WHAT IS BEING ASKED:
Copy out all lines in the data below containing the string "with".

EXCERPTED RECORDS:
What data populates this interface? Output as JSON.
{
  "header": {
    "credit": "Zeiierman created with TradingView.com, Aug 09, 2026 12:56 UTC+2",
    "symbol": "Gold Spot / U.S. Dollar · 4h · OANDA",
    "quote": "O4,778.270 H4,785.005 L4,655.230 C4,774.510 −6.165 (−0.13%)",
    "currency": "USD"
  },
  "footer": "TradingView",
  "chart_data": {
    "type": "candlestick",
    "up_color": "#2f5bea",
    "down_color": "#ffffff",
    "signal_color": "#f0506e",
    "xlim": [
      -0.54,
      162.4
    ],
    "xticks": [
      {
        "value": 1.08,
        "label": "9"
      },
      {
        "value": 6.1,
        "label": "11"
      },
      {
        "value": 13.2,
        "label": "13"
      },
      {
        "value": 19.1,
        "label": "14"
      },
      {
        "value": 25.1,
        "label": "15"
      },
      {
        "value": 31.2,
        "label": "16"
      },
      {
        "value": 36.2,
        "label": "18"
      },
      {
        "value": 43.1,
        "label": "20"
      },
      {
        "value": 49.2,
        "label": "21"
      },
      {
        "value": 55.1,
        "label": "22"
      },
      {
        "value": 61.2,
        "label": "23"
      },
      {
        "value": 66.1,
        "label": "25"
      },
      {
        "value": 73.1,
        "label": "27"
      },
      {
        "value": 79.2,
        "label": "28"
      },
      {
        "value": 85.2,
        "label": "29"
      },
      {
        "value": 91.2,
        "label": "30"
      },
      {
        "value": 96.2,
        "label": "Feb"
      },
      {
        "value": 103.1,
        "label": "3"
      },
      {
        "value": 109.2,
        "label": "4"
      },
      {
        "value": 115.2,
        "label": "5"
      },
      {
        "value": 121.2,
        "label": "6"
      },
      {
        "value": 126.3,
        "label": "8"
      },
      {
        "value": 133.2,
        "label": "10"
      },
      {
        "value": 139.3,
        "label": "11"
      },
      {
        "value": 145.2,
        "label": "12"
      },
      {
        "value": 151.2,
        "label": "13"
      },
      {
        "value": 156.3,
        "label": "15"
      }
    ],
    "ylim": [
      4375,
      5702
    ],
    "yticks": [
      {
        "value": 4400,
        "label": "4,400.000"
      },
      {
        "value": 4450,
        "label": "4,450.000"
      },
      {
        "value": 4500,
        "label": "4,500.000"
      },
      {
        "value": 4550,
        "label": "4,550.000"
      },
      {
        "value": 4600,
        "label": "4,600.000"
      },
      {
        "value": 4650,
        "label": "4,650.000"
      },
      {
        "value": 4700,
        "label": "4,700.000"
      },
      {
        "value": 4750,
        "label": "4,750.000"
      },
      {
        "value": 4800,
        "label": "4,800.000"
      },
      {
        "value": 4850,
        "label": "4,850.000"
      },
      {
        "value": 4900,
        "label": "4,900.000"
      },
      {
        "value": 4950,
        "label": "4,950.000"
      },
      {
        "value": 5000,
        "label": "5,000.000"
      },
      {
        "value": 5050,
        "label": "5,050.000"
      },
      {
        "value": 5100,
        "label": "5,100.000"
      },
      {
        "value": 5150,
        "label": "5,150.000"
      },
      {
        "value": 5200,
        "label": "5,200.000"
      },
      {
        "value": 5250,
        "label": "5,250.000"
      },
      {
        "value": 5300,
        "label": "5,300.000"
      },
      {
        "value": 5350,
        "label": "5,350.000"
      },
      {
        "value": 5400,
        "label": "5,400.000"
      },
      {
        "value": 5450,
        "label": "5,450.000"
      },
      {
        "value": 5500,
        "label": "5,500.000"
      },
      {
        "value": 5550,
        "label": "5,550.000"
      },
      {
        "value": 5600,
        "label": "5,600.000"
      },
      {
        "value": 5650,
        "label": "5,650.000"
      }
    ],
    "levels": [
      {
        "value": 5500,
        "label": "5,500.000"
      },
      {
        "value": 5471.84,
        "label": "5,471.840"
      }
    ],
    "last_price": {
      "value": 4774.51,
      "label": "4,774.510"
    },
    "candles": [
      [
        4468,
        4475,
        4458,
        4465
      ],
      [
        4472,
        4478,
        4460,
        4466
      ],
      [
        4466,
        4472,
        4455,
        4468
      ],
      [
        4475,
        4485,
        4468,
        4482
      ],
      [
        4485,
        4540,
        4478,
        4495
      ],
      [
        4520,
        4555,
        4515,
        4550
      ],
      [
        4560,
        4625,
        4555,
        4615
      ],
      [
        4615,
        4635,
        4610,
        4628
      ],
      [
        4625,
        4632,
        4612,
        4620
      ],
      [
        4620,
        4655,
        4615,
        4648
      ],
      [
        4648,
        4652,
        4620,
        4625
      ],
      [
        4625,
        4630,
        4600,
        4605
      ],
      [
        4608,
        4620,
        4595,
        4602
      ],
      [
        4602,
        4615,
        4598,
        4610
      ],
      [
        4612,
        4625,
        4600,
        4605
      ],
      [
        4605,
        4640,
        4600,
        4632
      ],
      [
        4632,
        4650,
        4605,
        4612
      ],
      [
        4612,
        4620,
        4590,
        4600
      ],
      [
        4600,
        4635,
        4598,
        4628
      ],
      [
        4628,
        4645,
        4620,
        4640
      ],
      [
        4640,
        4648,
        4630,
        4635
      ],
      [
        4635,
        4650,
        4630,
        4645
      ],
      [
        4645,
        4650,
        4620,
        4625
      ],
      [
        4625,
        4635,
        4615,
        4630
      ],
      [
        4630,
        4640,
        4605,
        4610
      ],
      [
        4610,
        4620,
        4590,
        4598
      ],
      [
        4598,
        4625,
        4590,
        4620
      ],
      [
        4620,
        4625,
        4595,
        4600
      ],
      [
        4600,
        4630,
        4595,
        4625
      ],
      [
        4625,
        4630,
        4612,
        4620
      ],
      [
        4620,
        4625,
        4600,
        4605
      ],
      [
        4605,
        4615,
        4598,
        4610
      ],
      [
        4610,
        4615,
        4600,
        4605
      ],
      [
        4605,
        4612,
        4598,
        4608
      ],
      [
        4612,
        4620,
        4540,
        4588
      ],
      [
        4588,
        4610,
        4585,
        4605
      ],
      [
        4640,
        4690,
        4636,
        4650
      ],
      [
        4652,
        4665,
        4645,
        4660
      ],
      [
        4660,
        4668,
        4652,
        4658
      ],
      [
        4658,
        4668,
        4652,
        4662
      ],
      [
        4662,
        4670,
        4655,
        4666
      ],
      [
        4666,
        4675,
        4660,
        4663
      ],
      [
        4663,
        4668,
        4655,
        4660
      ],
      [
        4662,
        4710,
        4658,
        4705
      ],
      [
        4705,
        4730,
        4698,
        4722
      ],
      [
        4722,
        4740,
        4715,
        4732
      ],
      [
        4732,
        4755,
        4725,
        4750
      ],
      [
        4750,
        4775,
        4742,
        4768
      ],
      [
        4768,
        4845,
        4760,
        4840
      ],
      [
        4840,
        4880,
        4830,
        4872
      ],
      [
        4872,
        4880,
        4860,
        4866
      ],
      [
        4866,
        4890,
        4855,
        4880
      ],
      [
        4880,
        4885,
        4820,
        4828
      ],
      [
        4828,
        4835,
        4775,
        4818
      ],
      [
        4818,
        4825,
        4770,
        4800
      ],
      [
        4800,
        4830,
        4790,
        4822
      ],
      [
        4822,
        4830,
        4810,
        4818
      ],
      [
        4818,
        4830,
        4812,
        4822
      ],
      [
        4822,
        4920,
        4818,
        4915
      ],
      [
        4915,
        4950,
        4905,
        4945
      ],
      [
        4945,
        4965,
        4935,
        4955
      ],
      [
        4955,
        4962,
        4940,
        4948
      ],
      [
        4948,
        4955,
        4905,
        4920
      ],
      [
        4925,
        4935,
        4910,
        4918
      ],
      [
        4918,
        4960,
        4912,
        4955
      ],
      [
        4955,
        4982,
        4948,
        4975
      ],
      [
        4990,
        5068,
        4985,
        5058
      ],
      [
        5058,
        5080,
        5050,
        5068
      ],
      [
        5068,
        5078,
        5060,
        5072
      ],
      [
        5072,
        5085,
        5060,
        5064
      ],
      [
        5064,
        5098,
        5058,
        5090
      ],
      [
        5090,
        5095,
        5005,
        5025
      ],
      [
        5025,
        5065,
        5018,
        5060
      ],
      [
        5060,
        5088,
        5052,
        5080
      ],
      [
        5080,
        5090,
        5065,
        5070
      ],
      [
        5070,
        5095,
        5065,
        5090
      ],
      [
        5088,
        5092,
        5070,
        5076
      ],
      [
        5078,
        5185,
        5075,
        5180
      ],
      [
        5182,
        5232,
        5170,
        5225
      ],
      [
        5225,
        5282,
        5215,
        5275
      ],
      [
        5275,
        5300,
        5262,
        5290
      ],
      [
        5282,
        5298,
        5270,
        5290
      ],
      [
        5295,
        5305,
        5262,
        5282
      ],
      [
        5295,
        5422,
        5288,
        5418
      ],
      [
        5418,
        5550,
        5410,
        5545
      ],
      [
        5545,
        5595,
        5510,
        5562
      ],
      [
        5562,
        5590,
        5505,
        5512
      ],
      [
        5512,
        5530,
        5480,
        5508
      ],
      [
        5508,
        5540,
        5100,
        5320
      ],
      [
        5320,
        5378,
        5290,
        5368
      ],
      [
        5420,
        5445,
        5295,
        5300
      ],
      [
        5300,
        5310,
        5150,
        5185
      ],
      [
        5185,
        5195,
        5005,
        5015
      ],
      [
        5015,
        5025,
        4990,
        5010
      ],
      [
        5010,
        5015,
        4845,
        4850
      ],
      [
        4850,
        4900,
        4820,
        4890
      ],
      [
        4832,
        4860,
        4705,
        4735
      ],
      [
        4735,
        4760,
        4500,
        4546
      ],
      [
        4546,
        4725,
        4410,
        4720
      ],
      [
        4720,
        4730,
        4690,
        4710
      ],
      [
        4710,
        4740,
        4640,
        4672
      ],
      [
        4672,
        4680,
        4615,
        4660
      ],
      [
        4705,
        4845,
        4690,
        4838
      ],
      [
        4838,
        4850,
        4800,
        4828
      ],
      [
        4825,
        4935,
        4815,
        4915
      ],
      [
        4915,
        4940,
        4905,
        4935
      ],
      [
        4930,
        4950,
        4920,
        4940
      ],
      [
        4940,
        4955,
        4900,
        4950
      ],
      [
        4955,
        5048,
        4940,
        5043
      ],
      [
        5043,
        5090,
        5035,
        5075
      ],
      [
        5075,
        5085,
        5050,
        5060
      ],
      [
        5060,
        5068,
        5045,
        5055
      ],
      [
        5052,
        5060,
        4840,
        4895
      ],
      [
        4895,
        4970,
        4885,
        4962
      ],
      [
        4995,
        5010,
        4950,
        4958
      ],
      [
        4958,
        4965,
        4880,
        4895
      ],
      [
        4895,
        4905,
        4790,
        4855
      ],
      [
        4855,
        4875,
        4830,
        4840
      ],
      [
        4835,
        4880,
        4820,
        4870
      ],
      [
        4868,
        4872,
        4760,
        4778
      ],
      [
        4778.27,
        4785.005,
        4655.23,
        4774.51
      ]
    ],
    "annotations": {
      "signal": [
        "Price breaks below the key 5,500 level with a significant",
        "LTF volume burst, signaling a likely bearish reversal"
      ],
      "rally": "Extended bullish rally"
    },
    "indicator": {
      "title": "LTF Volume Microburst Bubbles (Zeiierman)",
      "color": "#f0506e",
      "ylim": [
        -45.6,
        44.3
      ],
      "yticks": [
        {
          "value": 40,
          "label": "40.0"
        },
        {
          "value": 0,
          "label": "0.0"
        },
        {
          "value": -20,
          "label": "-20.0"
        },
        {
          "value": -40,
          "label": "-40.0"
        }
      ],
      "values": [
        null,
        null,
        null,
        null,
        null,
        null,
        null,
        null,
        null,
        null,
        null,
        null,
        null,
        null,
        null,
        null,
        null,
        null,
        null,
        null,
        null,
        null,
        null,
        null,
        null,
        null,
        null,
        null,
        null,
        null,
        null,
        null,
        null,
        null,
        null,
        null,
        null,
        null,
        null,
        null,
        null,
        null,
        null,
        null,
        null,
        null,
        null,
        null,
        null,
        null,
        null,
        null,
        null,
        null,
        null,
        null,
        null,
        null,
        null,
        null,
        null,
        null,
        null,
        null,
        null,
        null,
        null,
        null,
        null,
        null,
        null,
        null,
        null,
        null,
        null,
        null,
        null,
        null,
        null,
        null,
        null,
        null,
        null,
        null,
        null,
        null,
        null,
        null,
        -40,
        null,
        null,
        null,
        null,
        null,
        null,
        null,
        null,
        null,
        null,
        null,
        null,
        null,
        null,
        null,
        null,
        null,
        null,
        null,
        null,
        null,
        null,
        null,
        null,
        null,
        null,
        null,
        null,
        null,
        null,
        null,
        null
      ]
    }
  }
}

EXERCISE ANSWER:
    "credit": "Zeiierman created with TradingView.com, Aug 09, 2026 12:56 UTC+2",
        "Price breaks below the key 5,500 level with a significant",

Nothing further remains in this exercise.